## Requirements
Reproduce the records below in full and without edits, omitting images.

## Information given
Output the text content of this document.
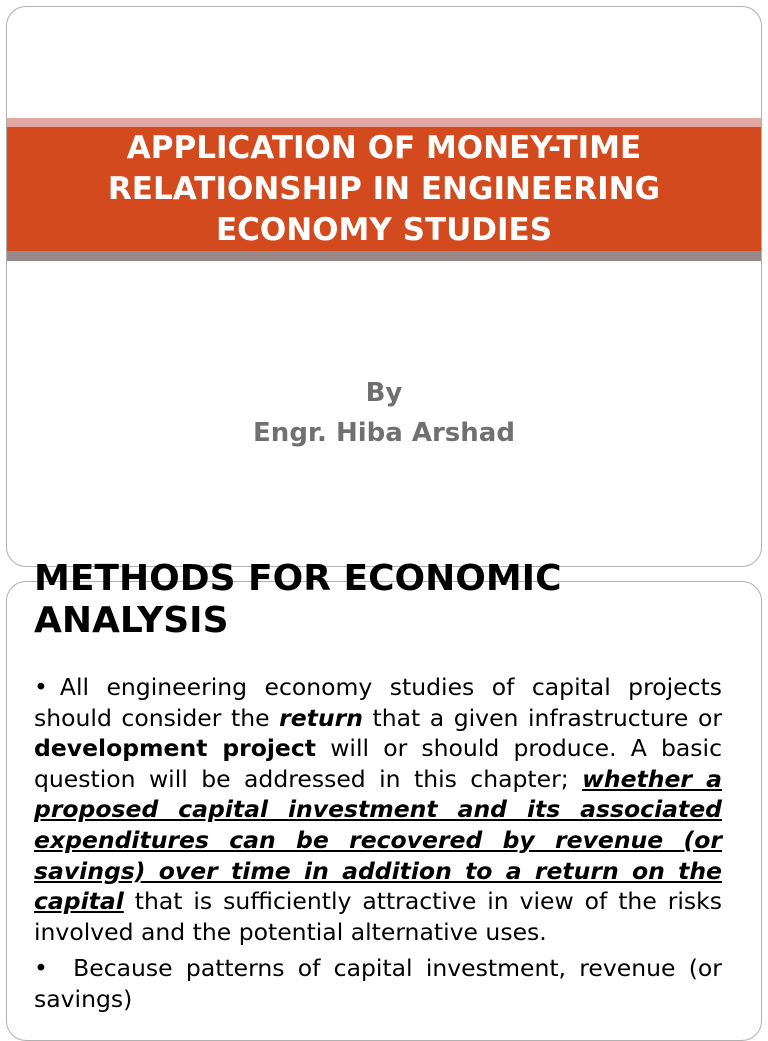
APPLICATION OF MONEY-TIME RELATIONSHIP IN ENGINEERING ECONOMY STUDIES
By
Engr. Hiba Arshad
METHODS FOR ECONOMIC ANALYSIS

• All engineering economy studies of capital projects should consider the return that a given infrastructure or development project will or should produce. A basic question will be addressed in this chapter; whether a proposed capital investment and its associated expenditures can be recovered by revenue (or savings) over time in addition to a return on the capital that is sufficiently attractive in view of the risks involved and the potential alternative uses.

• Because patterns of capital investment, revenue (or savings)
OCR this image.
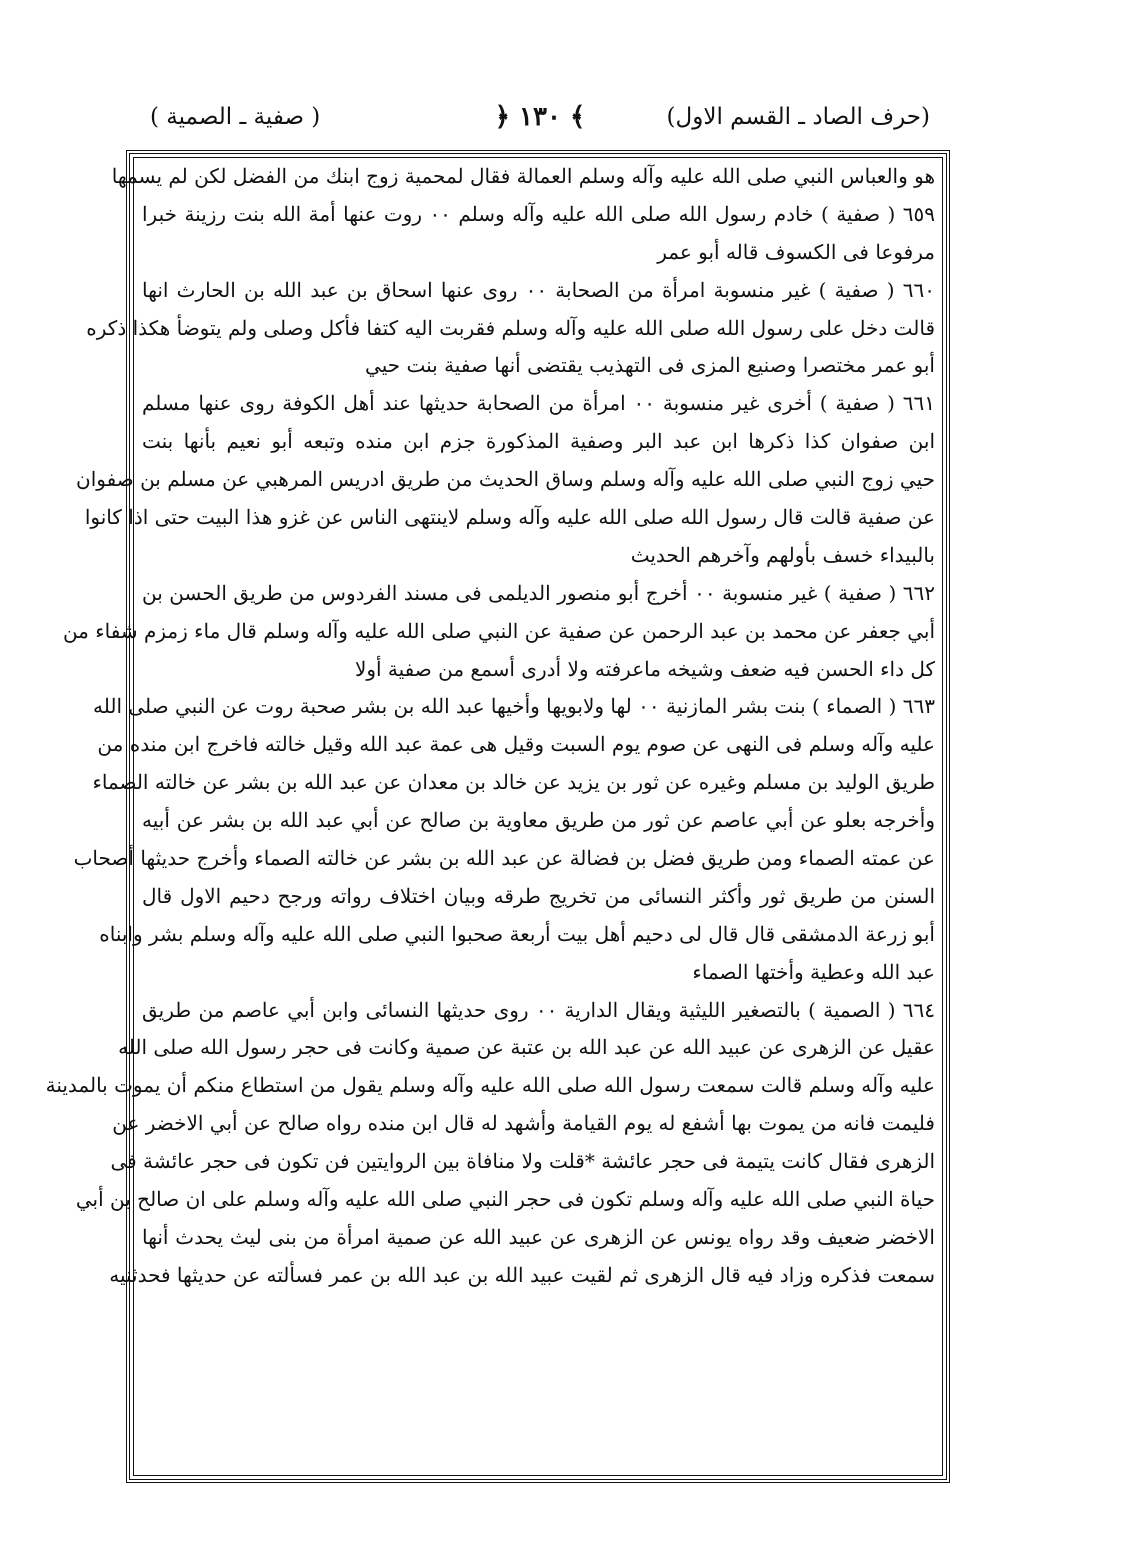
(حرف الصاد ـ القسم الاول)
﴾ ١٣٠ ﴿
( صفية ـ الصمية )
هو والعباس النبي صلى الله عليه وآله وسلم العمالة فقال لمحمية زوج ابنك من الفضل لكن لم يسمها
٦٥٩ ( صفية ) خادم رسول الله صلى الله عليه وآله وسلم ٠٠ روت عنها أمة الله بنت رزينة خبرا
مرفوعا فى الكسوف قاله أبو عمر
٦٦٠ ( صفية ) غير منسوبة امرأة من الصحابة ٠٠ روى عنها اسحاق بن عبد الله بن الحارث انها
قالت دخل على رسول الله صلى الله عليه وآله وسلم فقربت اليه كتفا فأكل وصلى ولم يتوضأ هكذا ذكره
أبو عمر مختصرا وصنيع المزى فى التهذيب يقتضى أنها صفية بنت حيي
٦٦١ ( صفية ) أخرى غير منسوبة ٠٠ امرأة من الصحابة حديثها عند أهل الكوفة روى عنها مسلم
ابن صفوان كذا ذكرها ابن عبد البر وصفية المذكورة جزم ابن منده وتبعه أبو نعيم بأنها بنت
حيي زوج النبي صلى الله عليه وآله وسلم وساق الحديث من طريق ادريس المرهبي عن مسلم بن صفوان
عن صفية قالت قال رسول الله صلى الله عليه وآله وسلم لاينتهى الناس عن غزو هذا البيت حتى اذا كانوا
بالبيداء خسف بأولهم وآخرهم الحديث
٦٦٢ ( صفية ) غير منسوبة ٠٠ أخرج أبو منصور الديلمى فى مسند الفردوس من طريق الحسن بن
أبي جعفر عن محمد بن عبد الرحمن عن صفية عن النبي صلى الله عليه وآله وسلم قال ماء زمزم شفاء من
كل داء الحسن فيه ضعف وشيخه ماعرفته ولا أدرى أسمع من صفية أولا
٦٦٣ ( الصماء ) بنت بشر المازنية ٠٠ لها ولابويها وأخيها عبد الله بن بشر صحبة روت عن النبي صلى الله
عليه وآله وسلم فى النهى عن صوم يوم السبت وقيل هى عمة عبد الله وقيل خالته فاخرج ابن منده من
طريق الوليد بن مسلم وغيره عن ثور بن يزيد عن خالد بن معدان عن عبد الله بن بشر عن خالته الصماء
وأخرجه بعلو عن أبي عاصم عن ثور من طريق معاوية بن صالح عن أبي عبد الله بن بشر عن أبيه
عن عمته الصماء ومن طريق فضل بن فضالة عن عبد الله بن بشر عن خالته الصماء وأخرج حديثها أصحاب
السنن من طريق ثور وأكثر النسائى من تخريج طرقه وبيان اختلاف رواته ورجح دحيم الاول قال
أبو زرعة الدمشقى قال قال لى دحيم أهل بيت أربعة صحبوا النبي صلى الله عليه وآله وسلم بشر وابناه
عبد الله وعطية وأختها الصماء
٦٦٤ ( الصمية ) بالتصغير الليثية ويقال الدارية ٠٠ روى حديثها النسائى وابن أبي عاصم من طريق
عقيل عن الزهرى عن عبيد الله عن عبد الله بن عتبة عن صمية وكانت فى حجر رسول الله صلى الله
عليه وآله وسلم قالت سمعت رسول الله صلى الله عليه وآله وسلم يقول من استطاع منكم أن يموت بالمدينة
فليمت فانه من يموت بها أشفع له يوم القيامة وأشهد له قال ابن منده رواه صالح عن أبي الاخضر عن
الزهرى فقال كانت يتيمة فى حجر عائشة *قلت ولا منافاة بين الروايتين فن تكون فى حجر عائشة فى
حياة النبي صلى الله عليه وآله وسلم تكون فى حجر النبي صلى الله عليه وآله وسلم على ان صالح بن أبي
الاخضر ضعيف وقد رواه يونس عن الزهرى عن عبيد الله عن صمية امرأة من بنى ليث يحدث أنها
سمعت فذكره وزاد فيه قال الزهرى ثم لقيت عبيد الله بن عبد الله بن عمر فسألته عن حديثها فحدثنيه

## Correct output
Output the text content of this document.
APPLICATION OF MONEY-TIME RELATIONSHIP IN ENGINEERING ECONOMY STUDIES
By
Engr. Hiba Arshad
METHODS FOR ECONOMIC ANALYSIS

• All engineering economy studies of capital projects should consider the return that a given infrastructure or development project will or should produce. A basic question will be addressed in this chapter; whether a proposed capital investment and its associated expenditures can be recovered by revenue (or savings) over time in addition to a return on the capital that is sufficiently attractive in view of the risks involved and the potential alternative uses.

• Because patterns of capital investment, revenue (or savings)
OCR this image.
(حرف الصاد ـ القسم الاول)
﴾ ١٣٠ ﴿
( صفية ـ الصمية )
هو والعباس النبي صلى الله عليه وآله وسلم العمالة فقال لمحمية زوج ابنك من الفضل لكن لم يسمها
٦٥٩ ( صفية ) خادم رسول الله صلى الله عليه وآله وسلم ٠٠ روت عنها أمة الله بنت رزينة خبرا
مرفوعا فى الكسوف قاله أبو عمر
٦٦٠ ( صفية ) غير منسوبة امرأة من الصحابة ٠٠ روى عنها اسحاق بن عبد الله بن الحارث انها
قالت دخل على رسول الله صلى الله عليه وآله وسلم فقربت اليه كتفا فأكل وصلى ولم يتوضأ هكذا ذكره
أبو عمر مختصرا وصنيع المزى فى التهذيب يقتضى أنها صفية بنت حيي
٦٦١ ( صفية ) أخرى غير منسوبة ٠٠ امرأة من الصحابة حديثها عند أهل الكوفة روى عنها مسلم
ابن صفوان كذا ذكرها ابن عبد البر وصفية المذكورة جزم ابن منده وتبعه أبو نعيم بأنها بنت
حيي زوج النبي صلى الله عليه وآله وسلم وساق الحديث من طريق ادريس المرهبي عن مسلم بن صفوان
عن صفية قالت قال رسول الله صلى الله عليه وآله وسلم لاينتهى الناس عن غزو هذا البيت حتى اذا كانوا
بالبيداء خسف بأولهم وآخرهم الحديث
٦٦٢ ( صفية ) غير منسوبة ٠٠ أخرج أبو منصور الديلمى فى مسند الفردوس من طريق الحسن بن
أبي جعفر عن محمد بن عبد الرحمن عن صفية عن النبي صلى الله عليه وآله وسلم قال ماء زمزم شفاء من
كل داء الحسن فيه ضعف وشيخه ماعرفته ولا أدرى أسمع من صفية أولا
٦٦٣ ( الصماء ) بنت بشر المازنية ٠٠ لها ولابويها وأخيها عبد الله بن بشر صحبة روت عن النبي صلى الله
عليه وآله وسلم فى النهى عن صوم يوم السبت وقيل هى عمة عبد الله وقيل خالته فاخرج ابن منده من
طريق الوليد بن مسلم وغيره عن ثور بن يزيد عن خالد بن معدان عن عبد الله بن بشر عن خالته الصماء
وأخرجه بعلو عن أبي عاصم عن ثور من طريق معاوية بن صالح عن أبي عبد الله بن بشر عن أبيه
عن عمته الصماء ومن طريق فضل بن فضالة عن عبد الله بن بشر عن خالته الصماء وأخرج حديثها أصحاب
السنن من طريق ثور وأكثر النسائى من تخريج طرقه وبيان اختلاف رواته ورجح دحيم الاول قال
أبو زرعة الدمشقى قال قال لى دحيم أهل بيت أربعة صحبوا النبي صلى الله عليه وآله وسلم بشر وابناه
عبد الله وعطية وأختها الصماء
٦٦٤ ( الصمية ) بالتصغير الليثية ويقال الدارية ٠٠ روى حديثها النسائى وابن أبي عاصم من طريق
عقيل عن الزهرى عن عبيد الله عن عبد الله بن عتبة عن صمية وكانت فى حجر رسول الله صلى الله
عليه وآله وسلم قالت سمعت رسول الله صلى الله عليه وآله وسلم يقول من استطاع منكم أن يموت بالمدينة
فليمت فانه من يموت بها أشفع له يوم القيامة وأشهد له قال ابن منده رواه صالح عن أبي الاخضر عن
الزهرى فقال كانت يتيمة فى حجر عائشة *قلت ولا منافاة بين الروايتين فن تكون فى حجر عائشة فى
حياة النبي صلى الله عليه وآله وسلم تكون فى حجر النبي صلى الله عليه وآله وسلم على ان صالح بن أبي
الاخضر ضعيف وقد رواه يونس عن الزهرى عن عبيد الله عن صمية امرأة من بنى ليث يحدث أنها
سمعت فذكره وزاد فيه قال الزهرى ثم لقيت عبيد الله بن عبد الله بن عمر فسألته عن حديثها فحدثنيه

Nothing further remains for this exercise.